## Records supplied
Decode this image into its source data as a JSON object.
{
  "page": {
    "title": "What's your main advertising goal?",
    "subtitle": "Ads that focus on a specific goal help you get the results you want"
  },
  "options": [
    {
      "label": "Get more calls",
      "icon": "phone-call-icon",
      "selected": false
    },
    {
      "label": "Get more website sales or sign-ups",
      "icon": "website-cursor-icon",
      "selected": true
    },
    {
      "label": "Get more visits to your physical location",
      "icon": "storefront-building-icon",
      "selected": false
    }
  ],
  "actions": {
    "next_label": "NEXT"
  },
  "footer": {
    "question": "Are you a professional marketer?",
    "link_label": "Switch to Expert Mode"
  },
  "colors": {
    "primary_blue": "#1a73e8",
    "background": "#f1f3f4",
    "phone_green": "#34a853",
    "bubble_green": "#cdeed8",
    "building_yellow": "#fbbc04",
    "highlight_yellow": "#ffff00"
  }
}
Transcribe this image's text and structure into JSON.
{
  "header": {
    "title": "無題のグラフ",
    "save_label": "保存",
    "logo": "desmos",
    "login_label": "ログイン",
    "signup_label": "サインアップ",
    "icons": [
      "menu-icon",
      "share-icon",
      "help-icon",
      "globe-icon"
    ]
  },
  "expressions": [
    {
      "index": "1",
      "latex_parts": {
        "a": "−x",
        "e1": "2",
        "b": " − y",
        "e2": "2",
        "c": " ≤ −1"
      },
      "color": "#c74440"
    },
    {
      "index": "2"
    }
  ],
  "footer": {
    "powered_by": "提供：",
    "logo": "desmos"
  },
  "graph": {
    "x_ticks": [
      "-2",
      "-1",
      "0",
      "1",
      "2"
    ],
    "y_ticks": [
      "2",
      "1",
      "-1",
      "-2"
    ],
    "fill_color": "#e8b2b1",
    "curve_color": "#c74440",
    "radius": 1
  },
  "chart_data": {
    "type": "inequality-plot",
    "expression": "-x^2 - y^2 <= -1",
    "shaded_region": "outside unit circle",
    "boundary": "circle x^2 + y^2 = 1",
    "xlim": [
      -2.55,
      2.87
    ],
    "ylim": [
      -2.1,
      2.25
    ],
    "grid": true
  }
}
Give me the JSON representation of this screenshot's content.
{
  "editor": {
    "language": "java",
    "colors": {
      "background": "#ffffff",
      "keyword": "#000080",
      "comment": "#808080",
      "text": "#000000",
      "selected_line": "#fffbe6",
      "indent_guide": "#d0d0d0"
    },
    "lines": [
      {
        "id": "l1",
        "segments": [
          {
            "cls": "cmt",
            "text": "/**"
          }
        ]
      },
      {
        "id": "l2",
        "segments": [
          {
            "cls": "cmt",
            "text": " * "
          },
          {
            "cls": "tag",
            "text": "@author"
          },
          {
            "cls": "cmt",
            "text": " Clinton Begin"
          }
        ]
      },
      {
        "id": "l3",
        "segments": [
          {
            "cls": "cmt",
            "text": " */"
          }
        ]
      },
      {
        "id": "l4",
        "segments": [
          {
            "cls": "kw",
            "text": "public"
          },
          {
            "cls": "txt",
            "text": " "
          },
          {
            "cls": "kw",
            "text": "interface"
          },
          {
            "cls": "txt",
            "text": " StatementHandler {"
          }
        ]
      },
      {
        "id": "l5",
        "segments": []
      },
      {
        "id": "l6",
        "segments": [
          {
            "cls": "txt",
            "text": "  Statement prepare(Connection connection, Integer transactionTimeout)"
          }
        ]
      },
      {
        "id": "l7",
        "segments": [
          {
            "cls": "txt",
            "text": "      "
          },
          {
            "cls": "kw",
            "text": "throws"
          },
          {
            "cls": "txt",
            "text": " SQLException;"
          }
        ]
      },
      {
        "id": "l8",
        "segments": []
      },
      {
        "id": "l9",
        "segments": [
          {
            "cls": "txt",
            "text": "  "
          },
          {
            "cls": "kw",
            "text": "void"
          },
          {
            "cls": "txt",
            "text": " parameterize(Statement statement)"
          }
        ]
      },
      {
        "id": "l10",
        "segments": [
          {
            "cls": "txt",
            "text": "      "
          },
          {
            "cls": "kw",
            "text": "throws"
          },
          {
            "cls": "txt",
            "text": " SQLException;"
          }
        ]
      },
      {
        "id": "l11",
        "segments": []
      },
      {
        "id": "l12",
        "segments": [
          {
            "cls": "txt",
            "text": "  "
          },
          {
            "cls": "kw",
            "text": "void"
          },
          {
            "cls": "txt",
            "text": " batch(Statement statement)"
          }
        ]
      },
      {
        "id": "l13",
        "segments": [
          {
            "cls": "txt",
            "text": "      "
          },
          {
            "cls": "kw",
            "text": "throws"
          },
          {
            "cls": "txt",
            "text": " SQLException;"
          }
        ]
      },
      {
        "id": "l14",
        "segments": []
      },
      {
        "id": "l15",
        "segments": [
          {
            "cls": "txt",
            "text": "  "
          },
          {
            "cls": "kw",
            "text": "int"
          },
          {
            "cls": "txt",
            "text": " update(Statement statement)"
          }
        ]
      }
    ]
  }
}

## The exercise
Every entry in the listing must be retyped exactly.

## The completed task
Decode this image into its source data as a JSON object.
{
  "page": {
    "title": "What's your main advertising goal?",
    "subtitle": "Ads that focus on a specific goal help you get the results you want"
  },
  "options": [
    {
      "label": "Get more calls",
      "icon": "phone-call-icon",
      "selected": false
    },
    {
      "label": "Get more website sales or sign-ups",
      "icon": "website-cursor-icon",
      "selected": true
    },
    {
      "label": "Get more visits to your physical location",
      "icon": "storefront-building-icon",
      "selected": false
    }
  ],
  "actions": {
    "next_label": "NEXT"
  },
  "footer": {
    "question": "Are you a professional marketer?",
    "link_label": "Switch to Expert Mode"
  },
  "colors": {
    "primary_blue": "#1a73e8",
    "background": "#f1f3f4",
    "phone_green": "#34a853",
    "bubble_green": "#cdeed8",
    "building_yellow": "#fbbc04",
    "highlight_yellow": "#ffff00"
  }
}
Transcribe this image's text and structure into JSON.
{
  "header": {
    "title": "無題のグラフ",
    "save_label": "保存",
    "logo": "desmos",
    "login_label": "ログイン",
    "signup_label": "サインアップ",
    "icons": [
      "menu-icon",
      "share-icon",
      "help-icon",
      "globe-icon"
    ]
  },
  "expressions": [
    {
      "index": "1",
      "latex_parts": {
        "a": "−x",
        "e1": "2",
        "b": " − y",
        "e2": "2",
        "c": " ≤ −1"
      },
      "color": "#c74440"
    },
    {
      "index": "2"
    }
  ],
  "footer": {
    "powered_by": "提供：",
    "logo": "desmos"
  },
  "graph": {
    "x_ticks": [
      "-2",
      "-1",
      "0",
      "1",
      "2"
    ],
    "y_ticks": [
      "2",
      "1",
      "-1",
      "-2"
    ],
    "fill_color": "#e8b2b1",
    "curve_color": "#c74440",
    "radius": 1
  },
  "chart_data": {
    "type": "inequality-plot",
    "expression": "-x^2 - y^2 <= -1",
    "shaded_region": "outside unit circle",
    "boundary": "circle x^2 + y^2 = 1",
    "xlim": [
      -2.55,
      2.87
    ],
    "ylim": [
      -2.1,
      2.25
    ],
    "grid": true
  }
}
Give me the JSON representation of this screenshot's content.
{
  "editor": {
    "language": "java",
    "colors": {
      "background": "#ffffff",
      "keyword": "#000080",
      "comment": "#808080",
      "text": "#000000",
      "selected_line": "#fffbe6",
      "indent_guide": "#d0d0d0"
    },
    "lines": [
      {
        "id": "l1",
        "segments": [
          {
            "cls": "cmt",
            "text": "/**"
          }
        ]
      },
      {
        "id": "l2",
        "segments": [
          {
            "cls": "cmt",
            "text": " * "
          },
          {
            "cls": "tag",
            "text": "@author"
          },
          {
            "cls": "cmt",
            "text": " Clinton Begin"
          }
        ]
      },
      {
        "id": "l3",
        "segments": [
          {
            "cls": "cmt",
            "text": " */"
          }
        ]
      },
      {
        "id": "l4",
        "segments": [
          {
            "cls": "kw",
            "text": "public"
          },
          {
            "cls": "txt",
            "text": " "
          },
          {
            "cls": "kw",
            "text": "interface"
          },
          {
            "cls": "txt",
            "text": " StatementHandler {"
          }
        ]
      },
      {
        "id": "l5",
        "segments": []
      },
      {
        "id": "l6",
        "segments": [
          {
            "cls": "txt",
            "text": "  Statement prepare(Connection connection, Integer transactionTimeout)"
          }
        ]
      },
      {
        "id": "l7",
        "segments": [
          {
            "cls": "txt",
            "text": "      "
          },
          {
            "cls": "kw",
            "text": "throws"
          },
          {
            "cls": "txt",
            "text": " SQLException;"
          }
        ]
      },
      {
        "id": "l8",
        "segments": []
      },
      {
        "id": "l9",
        "segments": [
          {
            "cls": "txt",
            "text": "  "
          },
          {
            "cls": "kw",
            "text": "void"
          },
          {
            "cls": "txt",
            "text": " parameterize(Statement statement)"
          }
        ]
      },
      {
        "id": "l10",
        "segments": [
          {
            "cls": "txt",
            "text": "      "
          },
          {
            "cls": "kw",
            "text": "throws"
          },
          {
            "cls": "txt",
            "text": " SQLException;"
          }
        ]
      },
      {
        "id": "l11",
        "segments": []
      },
      {
        "id": "l12",
        "segments": [
          {
            "cls": "txt",
            "text": "  "
          },
          {
            "cls": "kw",
            "text": "void"
          },
          {
            "cls": "txt",
            "text": " batch(Statement statement)"
          }
        ]
      },
      {
        "id": "l13",
        "segments": [
          {
            "cls": "txt",
            "text": "      "
          },
          {
            "cls": "kw",
            "text": "throws"
          },
          {
            "cls": "txt",
            "text": " SQLException;"
          }
        ]
      },
      {
        "id": "l14",
        "segments": []
      },
      {
        "id": "l15",
        "segments": [
          {
            "cls": "txt",
            "text": "  "
          },
          {
            "cls": "kw",
            "text": "int"
          },
          {
            "cls": "txt",
            "text": " update(Statement statement)"
          }
        ]
      }
    ]
  }
}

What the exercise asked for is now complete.